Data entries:
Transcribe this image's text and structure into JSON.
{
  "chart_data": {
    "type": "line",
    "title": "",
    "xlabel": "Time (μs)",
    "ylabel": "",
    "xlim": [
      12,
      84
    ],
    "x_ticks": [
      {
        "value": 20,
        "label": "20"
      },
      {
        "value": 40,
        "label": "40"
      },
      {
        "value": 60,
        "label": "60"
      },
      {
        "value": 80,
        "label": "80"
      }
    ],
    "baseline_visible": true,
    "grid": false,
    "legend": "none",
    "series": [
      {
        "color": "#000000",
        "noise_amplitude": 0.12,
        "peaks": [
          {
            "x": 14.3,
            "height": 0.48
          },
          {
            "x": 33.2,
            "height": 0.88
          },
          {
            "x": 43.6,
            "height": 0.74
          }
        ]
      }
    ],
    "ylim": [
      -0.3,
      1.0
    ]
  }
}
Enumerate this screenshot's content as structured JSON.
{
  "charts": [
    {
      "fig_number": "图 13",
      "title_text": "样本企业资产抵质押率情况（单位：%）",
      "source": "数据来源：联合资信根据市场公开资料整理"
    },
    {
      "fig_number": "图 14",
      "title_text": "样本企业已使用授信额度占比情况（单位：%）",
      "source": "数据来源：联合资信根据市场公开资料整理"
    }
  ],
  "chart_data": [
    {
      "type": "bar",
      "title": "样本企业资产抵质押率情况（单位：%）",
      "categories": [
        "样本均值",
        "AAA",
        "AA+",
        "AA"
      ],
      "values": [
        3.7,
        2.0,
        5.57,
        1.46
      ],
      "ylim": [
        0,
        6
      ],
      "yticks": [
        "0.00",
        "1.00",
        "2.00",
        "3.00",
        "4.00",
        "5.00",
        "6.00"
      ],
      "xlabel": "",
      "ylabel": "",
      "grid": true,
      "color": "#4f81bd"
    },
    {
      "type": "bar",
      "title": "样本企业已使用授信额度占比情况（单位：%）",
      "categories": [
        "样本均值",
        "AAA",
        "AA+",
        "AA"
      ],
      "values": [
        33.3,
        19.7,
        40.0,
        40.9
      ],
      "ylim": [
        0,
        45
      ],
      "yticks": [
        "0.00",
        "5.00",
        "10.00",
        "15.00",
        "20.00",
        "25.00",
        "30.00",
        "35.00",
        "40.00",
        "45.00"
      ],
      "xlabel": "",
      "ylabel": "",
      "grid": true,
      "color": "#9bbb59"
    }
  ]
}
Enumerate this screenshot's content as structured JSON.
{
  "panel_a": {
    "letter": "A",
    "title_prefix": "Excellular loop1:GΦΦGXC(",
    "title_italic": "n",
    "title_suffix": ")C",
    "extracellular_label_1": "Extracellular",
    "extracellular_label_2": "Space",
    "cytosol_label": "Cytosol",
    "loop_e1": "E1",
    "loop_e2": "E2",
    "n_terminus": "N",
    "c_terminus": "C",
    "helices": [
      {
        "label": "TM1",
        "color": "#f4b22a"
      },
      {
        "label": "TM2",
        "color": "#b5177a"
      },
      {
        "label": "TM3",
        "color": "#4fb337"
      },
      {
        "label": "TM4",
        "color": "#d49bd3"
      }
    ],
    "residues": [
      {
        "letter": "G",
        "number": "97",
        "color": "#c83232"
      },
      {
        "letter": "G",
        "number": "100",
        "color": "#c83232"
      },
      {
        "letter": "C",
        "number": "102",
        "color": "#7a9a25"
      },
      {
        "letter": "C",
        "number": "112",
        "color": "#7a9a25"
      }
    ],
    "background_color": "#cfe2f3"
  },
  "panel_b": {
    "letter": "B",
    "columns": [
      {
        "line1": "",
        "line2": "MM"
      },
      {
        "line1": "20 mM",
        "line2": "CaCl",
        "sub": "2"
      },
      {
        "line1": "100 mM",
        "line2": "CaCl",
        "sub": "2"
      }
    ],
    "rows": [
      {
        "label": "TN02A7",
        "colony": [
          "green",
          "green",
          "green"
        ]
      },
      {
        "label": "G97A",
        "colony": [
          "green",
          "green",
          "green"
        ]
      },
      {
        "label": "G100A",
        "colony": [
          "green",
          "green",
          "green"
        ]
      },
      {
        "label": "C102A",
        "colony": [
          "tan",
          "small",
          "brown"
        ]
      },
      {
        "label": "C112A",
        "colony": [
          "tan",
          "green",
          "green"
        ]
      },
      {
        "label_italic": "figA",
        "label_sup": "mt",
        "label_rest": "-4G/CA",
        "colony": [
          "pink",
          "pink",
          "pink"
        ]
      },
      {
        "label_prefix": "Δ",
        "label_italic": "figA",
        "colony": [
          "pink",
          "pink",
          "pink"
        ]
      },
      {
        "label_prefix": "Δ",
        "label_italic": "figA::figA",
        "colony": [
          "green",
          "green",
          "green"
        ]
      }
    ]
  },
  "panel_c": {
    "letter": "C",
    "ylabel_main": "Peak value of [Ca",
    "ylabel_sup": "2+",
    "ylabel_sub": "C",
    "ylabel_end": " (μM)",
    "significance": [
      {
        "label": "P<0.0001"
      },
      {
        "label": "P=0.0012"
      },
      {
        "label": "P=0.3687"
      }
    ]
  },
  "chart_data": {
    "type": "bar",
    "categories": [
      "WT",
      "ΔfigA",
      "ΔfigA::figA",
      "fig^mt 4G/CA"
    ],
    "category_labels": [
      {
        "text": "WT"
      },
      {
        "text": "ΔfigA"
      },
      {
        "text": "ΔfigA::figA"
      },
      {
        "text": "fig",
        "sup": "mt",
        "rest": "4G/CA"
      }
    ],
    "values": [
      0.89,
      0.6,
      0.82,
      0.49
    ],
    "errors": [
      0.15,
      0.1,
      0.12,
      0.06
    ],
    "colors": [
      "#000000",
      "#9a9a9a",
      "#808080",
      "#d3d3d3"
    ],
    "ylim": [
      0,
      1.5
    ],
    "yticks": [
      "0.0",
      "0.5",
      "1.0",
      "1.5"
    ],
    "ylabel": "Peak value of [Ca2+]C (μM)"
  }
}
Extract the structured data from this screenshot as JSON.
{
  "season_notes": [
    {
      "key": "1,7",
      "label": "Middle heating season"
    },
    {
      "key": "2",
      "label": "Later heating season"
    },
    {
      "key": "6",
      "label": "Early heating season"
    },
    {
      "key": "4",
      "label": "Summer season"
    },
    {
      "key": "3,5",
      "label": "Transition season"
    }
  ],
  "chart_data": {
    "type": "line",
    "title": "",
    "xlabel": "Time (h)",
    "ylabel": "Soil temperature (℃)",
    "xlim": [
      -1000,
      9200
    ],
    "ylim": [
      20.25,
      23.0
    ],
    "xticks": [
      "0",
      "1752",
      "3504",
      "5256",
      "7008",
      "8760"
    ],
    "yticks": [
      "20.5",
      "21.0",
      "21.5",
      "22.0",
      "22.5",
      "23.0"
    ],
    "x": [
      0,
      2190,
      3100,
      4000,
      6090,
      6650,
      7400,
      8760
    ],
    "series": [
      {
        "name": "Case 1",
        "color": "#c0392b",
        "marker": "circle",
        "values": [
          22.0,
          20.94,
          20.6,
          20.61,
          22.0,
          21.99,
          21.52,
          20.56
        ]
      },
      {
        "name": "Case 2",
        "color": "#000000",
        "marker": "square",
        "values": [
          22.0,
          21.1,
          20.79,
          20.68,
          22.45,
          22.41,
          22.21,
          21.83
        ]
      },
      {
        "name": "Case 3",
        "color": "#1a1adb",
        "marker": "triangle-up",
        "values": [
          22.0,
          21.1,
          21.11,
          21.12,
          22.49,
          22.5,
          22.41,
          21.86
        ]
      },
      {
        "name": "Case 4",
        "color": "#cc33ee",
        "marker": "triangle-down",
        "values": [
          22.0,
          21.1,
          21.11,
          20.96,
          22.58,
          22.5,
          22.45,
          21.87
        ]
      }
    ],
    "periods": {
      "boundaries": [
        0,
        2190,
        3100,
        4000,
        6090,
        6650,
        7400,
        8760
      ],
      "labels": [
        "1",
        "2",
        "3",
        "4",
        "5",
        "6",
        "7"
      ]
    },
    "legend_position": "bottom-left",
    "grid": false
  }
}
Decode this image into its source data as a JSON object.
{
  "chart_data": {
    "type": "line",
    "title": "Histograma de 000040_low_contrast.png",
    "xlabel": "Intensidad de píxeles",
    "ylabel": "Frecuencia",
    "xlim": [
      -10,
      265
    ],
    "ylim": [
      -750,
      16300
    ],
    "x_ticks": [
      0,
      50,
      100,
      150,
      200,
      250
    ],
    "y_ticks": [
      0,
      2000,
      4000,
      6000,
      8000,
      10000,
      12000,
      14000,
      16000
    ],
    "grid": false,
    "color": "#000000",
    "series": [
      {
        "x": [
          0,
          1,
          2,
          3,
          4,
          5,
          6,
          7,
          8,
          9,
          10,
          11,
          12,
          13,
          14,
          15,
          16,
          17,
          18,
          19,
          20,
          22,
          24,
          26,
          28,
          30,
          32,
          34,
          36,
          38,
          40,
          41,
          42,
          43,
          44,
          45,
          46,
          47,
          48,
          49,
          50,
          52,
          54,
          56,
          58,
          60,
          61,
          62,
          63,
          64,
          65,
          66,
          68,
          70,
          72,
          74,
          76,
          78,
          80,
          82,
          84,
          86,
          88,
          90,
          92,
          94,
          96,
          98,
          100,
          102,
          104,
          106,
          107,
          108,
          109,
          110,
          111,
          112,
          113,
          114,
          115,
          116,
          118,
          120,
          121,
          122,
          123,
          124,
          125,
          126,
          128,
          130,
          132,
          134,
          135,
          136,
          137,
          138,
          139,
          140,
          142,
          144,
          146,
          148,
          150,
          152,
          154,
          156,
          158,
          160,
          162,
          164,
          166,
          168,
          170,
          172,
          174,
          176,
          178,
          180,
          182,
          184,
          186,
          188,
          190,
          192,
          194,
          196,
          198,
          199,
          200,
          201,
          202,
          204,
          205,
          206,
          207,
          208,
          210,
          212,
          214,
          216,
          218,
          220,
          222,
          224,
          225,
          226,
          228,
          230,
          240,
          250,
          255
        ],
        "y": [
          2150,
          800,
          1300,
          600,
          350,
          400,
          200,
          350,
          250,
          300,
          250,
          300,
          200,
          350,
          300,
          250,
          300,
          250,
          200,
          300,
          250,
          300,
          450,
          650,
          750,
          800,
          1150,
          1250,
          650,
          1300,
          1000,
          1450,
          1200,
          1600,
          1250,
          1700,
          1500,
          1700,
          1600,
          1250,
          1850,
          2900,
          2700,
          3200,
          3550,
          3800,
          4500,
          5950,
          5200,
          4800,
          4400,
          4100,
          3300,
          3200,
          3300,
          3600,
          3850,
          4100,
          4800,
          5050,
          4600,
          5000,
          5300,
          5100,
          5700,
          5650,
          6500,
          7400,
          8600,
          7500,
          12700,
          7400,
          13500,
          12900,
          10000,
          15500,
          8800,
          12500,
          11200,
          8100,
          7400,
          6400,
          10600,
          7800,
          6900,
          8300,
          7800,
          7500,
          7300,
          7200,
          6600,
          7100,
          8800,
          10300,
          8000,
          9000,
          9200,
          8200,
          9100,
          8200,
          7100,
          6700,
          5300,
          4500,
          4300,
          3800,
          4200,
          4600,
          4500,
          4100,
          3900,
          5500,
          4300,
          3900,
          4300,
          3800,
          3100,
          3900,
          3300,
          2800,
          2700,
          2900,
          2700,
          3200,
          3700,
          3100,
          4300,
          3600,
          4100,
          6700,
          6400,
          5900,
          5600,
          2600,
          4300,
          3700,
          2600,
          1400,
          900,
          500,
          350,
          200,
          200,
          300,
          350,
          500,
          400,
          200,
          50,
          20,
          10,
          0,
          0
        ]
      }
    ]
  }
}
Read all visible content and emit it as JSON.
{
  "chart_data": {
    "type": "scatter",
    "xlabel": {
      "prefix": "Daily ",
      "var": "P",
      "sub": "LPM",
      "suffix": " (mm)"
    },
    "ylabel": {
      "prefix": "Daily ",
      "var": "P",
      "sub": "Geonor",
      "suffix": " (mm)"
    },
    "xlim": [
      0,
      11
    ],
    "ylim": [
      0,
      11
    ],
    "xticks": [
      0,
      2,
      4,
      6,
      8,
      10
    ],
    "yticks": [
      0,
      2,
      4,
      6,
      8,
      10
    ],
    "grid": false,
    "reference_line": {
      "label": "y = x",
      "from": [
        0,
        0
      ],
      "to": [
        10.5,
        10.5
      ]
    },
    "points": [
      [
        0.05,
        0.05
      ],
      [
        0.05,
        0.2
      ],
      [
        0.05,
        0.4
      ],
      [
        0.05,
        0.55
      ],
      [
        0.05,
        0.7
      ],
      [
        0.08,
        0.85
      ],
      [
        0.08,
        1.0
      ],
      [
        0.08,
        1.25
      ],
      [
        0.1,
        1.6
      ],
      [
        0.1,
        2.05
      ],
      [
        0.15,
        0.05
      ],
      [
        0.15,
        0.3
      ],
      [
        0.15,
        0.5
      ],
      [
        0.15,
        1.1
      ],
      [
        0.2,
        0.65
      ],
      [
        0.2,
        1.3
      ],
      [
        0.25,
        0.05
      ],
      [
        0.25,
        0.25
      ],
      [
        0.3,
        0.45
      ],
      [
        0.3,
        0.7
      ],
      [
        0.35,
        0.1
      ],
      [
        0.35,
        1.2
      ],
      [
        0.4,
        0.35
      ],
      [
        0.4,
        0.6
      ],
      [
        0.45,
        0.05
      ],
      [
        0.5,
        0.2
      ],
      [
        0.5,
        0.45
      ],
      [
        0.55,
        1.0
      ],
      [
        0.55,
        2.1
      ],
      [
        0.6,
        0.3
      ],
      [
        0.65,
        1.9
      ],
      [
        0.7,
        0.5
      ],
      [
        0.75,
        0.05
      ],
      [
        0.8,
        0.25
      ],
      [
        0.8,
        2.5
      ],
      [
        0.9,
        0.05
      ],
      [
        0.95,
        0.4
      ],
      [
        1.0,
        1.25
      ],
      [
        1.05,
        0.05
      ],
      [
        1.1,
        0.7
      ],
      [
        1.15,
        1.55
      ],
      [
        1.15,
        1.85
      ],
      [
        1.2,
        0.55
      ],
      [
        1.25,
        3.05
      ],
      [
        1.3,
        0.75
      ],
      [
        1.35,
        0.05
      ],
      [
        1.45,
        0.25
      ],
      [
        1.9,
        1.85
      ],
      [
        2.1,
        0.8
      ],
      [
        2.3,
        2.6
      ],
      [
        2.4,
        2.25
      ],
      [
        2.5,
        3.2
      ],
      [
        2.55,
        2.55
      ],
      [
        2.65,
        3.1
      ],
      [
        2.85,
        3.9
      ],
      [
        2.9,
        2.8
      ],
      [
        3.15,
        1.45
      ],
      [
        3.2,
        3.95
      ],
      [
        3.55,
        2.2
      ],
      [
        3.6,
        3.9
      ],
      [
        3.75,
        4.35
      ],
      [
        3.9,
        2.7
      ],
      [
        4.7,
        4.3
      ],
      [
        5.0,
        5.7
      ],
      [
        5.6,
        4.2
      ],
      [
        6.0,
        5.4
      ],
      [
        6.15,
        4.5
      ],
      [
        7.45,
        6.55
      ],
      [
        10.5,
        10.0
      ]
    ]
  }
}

# [THE TASK]
Report each line in the data that holds the word "this".

# [OUTPUT OF THE EXERCISE]
Transcribe this image's text and structure into JSON.
Enumerate this screenshot's content as structured JSON.
Enumerate this screenshot's content as structured JSON.
Extract the structured data from this screenshot as JSON.
Decode this image into its source data as a JSON object.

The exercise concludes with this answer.